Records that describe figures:
+--

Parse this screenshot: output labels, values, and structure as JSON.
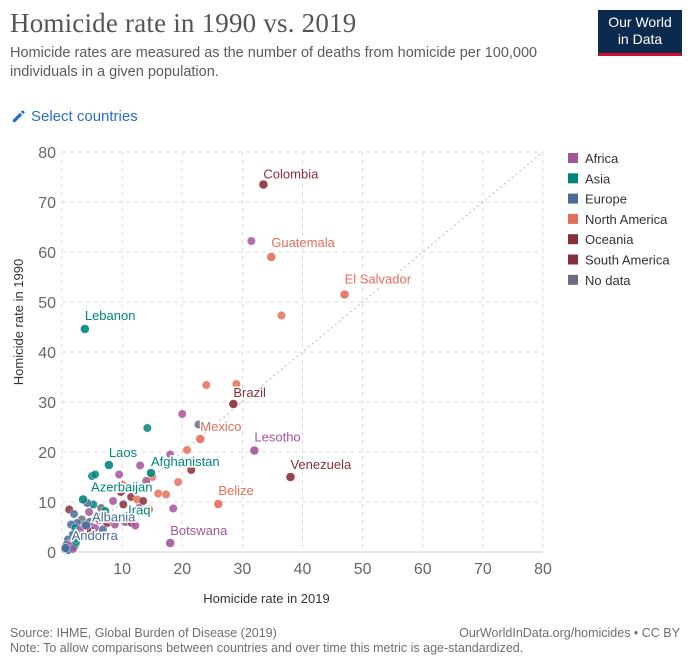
{
  "header": {
    "title": "Homicide rate in 1990 vs. 2019",
    "subtitle": "Homicide rates are measured as the number of deaths from homicide per 100,000 individuals in a given population.",
    "logo_line1": "Our World",
    "logo_line2": "in Data",
    "select_countries": "Select countries"
  },
  "footer": {
    "source": "Source: IHME, Global Burden of Disease (2019)",
    "url": "OurWorldInData.org/homicides • CC BY",
    "note": "Note: To allow comparisons between countries and over time this metric is age-standardized."
  },
  "colors": {
    "Africa": "#a2559c",
    "Asia": "#00847e",
    "Europe": "#4c6a9c",
    "North America": "#e56e5a",
    "Oceania": "#883039",
    "South America": "#883039",
    "No data": "#6d6d7a"
  },
  "chart_data": {
    "type": "scatter",
    "xlabel": "Homicide rate in 2019",
    "ylabel": "Homicide rate in 1990",
    "xlim": [
      0,
      80
    ],
    "ylim": [
      0,
      80
    ],
    "xticks": [
      10,
      20,
      30,
      40,
      50,
      60,
      70,
      80
    ],
    "yticks": [
      0,
      10,
      20,
      30,
      40,
      50,
      60,
      70,
      80
    ],
    "grid": true,
    "diagonal": true,
    "legend_position": "right",
    "legend": [
      "Africa",
      "Asia",
      "Europe",
      "North America",
      "Oceania",
      "South America",
      "No data"
    ],
    "labeled_points": [
      {
        "label": "Colombia",
        "x": 33.5,
        "y": 73.5,
        "region": "South America"
      },
      {
        "label": "Guatemala",
        "x": 34.8,
        "y": 59,
        "region": "North America"
      },
      {
        "label": "El Salvador",
        "x": 47,
        "y": 51.5,
        "region": "North America"
      },
      {
        "label": "Lebanon",
        "x": 3.8,
        "y": 44.6,
        "region": "Asia"
      },
      {
        "label": "Brazil",
        "x": 28.5,
        "y": 29.6,
        "region": "South America"
      },
      {
        "label": "Mexico",
        "x": 23,
        "y": 22.6,
        "region": "North America"
      },
      {
        "label": "Lesotho",
        "x": 32,
        "y": 20.3,
        "region": "Africa"
      },
      {
        "label": "Laos",
        "x": 7.8,
        "y": 17.4,
        "region": "Asia"
      },
      {
        "label": "Afghanistan",
        "x": 14.8,
        "y": 15.8,
        "region": "Asia"
      },
      {
        "label": "Venezuela",
        "x": 38,
        "y": 15,
        "region": "South America"
      },
      {
        "label": "Azerbaijan",
        "x": 3.5,
        "y": 10.5,
        "region": "Asia"
      },
      {
        "label": "Belize",
        "x": 26,
        "y": 9.6,
        "region": "North America"
      },
      {
        "label": "Iraq",
        "x": 11,
        "y": 7.5,
        "region": "Asia"
      },
      {
        "label": "Albania",
        "x": 4,
        "y": 5.3,
        "region": "Europe"
      },
      {
        "label": "Botswana",
        "x": 18,
        "y": 1.8,
        "region": "Africa"
      },
      {
        "label": "Andorra",
        "x": 0.6,
        "y": 0.8,
        "region": "Europe"
      }
    ],
    "points": [
      {
        "x": 31.5,
        "y": 62.2,
        "region": "Africa"
      },
      {
        "x": 36.5,
        "y": 47.3,
        "region": "North America"
      },
      {
        "x": 24,
        "y": 33.4,
        "region": "North America"
      },
      {
        "x": 29,
        "y": 33.6,
        "region": "North America"
      },
      {
        "x": 20,
        "y": 27.6,
        "region": "Africa"
      },
      {
        "x": 22.7,
        "y": 25.5,
        "region": "No data"
      },
      {
        "x": 14.2,
        "y": 24.8,
        "region": "Asia"
      },
      {
        "x": 20.8,
        "y": 20.4,
        "region": "North America"
      },
      {
        "x": 18,
        "y": 19.5,
        "region": "Africa"
      },
      {
        "x": 13,
        "y": 17.3,
        "region": "Africa"
      },
      {
        "x": 21.5,
        "y": 16.4,
        "region": "Oceania"
      },
      {
        "x": 19.3,
        "y": 14,
        "region": "North America"
      },
      {
        "x": 15,
        "y": 15,
        "region": "North America"
      },
      {
        "x": 14,
        "y": 14.2,
        "region": "Africa"
      },
      {
        "x": 16,
        "y": 11.7,
        "region": "North America"
      },
      {
        "x": 17.3,
        "y": 11.5,
        "region": "North America"
      },
      {
        "x": 18.5,
        "y": 8.7,
        "region": "Africa"
      },
      {
        "x": 5,
        "y": 15.2,
        "region": "Asia"
      },
      {
        "x": 5.5,
        "y": 15.5,
        "region": "Asia"
      },
      {
        "x": 9.5,
        "y": 15.5,
        "region": "Africa"
      },
      {
        "x": 10,
        "y": 13.5,
        "region": "North America"
      },
      {
        "x": 9.8,
        "y": 12,
        "region": "Oceania"
      },
      {
        "x": 11.5,
        "y": 11,
        "region": "Oceania"
      },
      {
        "x": 8.5,
        "y": 10.2,
        "region": "Africa"
      },
      {
        "x": 12.5,
        "y": 10.5,
        "region": "North America"
      },
      {
        "x": 10.2,
        "y": 9.5,
        "region": "Oceania"
      },
      {
        "x": 12.8,
        "y": 8.8,
        "region": "Africa"
      },
      {
        "x": 14.5,
        "y": 8.5,
        "region": "North America"
      },
      {
        "x": 5.2,
        "y": 9.5,
        "region": "Asia"
      },
      {
        "x": 6.5,
        "y": 8.8,
        "region": "No data"
      },
      {
        "x": 7.2,
        "y": 8.2,
        "region": "Asia"
      },
      {
        "x": 4.2,
        "y": 9.8,
        "region": "Europe"
      },
      {
        "x": 4.5,
        "y": 8,
        "region": "Africa"
      },
      {
        "x": 5.8,
        "y": 7.2,
        "region": "Europe"
      },
      {
        "x": 6.2,
        "y": 6.4,
        "region": "Africa"
      },
      {
        "x": 7.5,
        "y": 5.8,
        "region": "Oceania"
      },
      {
        "x": 8.8,
        "y": 5.5,
        "region": "Africa"
      },
      {
        "x": 9.6,
        "y": 6.8,
        "region": "No data"
      },
      {
        "x": 10.5,
        "y": 6,
        "region": "Africa"
      },
      {
        "x": 11.6,
        "y": 5.8,
        "region": "Oceania"
      },
      {
        "x": 12.2,
        "y": 5.3,
        "region": "Africa"
      },
      {
        "x": 1.2,
        "y": 8.5,
        "region": "Oceania"
      },
      {
        "x": 2,
        "y": 7.6,
        "region": "Europe"
      },
      {
        "x": 3.3,
        "y": 6.5,
        "region": "No data"
      },
      {
        "x": 2.5,
        "y": 5.8,
        "region": "Europe"
      },
      {
        "x": 1.5,
        "y": 5.5,
        "region": "Europe"
      },
      {
        "x": 2.2,
        "y": 4.8,
        "region": "Asia"
      },
      {
        "x": 3,
        "y": 4.5,
        "region": "Africa"
      },
      {
        "x": 4.8,
        "y": 4.2,
        "region": "Oceania"
      },
      {
        "x": 5.5,
        "y": 4.8,
        "region": "Africa"
      },
      {
        "x": 6.8,
        "y": 4.5,
        "region": "Europe"
      },
      {
        "x": 1.8,
        "y": 3.5,
        "region": "Europe"
      },
      {
        "x": 2.8,
        "y": 3.2,
        "region": "Europe"
      },
      {
        "x": 3.6,
        "y": 3,
        "region": "Asia"
      },
      {
        "x": 1,
        "y": 2.5,
        "region": "Europe"
      },
      {
        "x": 1.6,
        "y": 2,
        "region": "Europe"
      },
      {
        "x": 2.3,
        "y": 1.8,
        "region": "Asia"
      },
      {
        "x": 0.8,
        "y": 1.5,
        "region": "Europe"
      },
      {
        "x": 1.3,
        "y": 1.2,
        "region": "Africa"
      },
      {
        "x": 2,
        "y": 1,
        "region": "Asia"
      },
      {
        "x": 0.5,
        "y": 0.6,
        "region": "Europe"
      },
      {
        "x": 1,
        "y": 0.4,
        "region": "Asia"
      },
      {
        "x": 1.8,
        "y": 0.6,
        "region": "Africa"
      },
      {
        "x": 3.8,
        "y": 5.5,
        "region": "Europe"
      },
      {
        "x": 4.6,
        "y": 6,
        "region": "Europe"
      },
      {
        "x": 8,
        "y": 6.5,
        "region": "North America"
      },
      {
        "x": 13.5,
        "y": 10.2,
        "region": "Oceania"
      }
    ]
  }
}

+--

• [Instruction]:
Pick out the lines containing the string "this".

• [Written solution]:
Parse this screenshot: output labels, values, and structure as JSON.
    "note": "Note: To allow comparisons between countries and over time this metric is age-standardized."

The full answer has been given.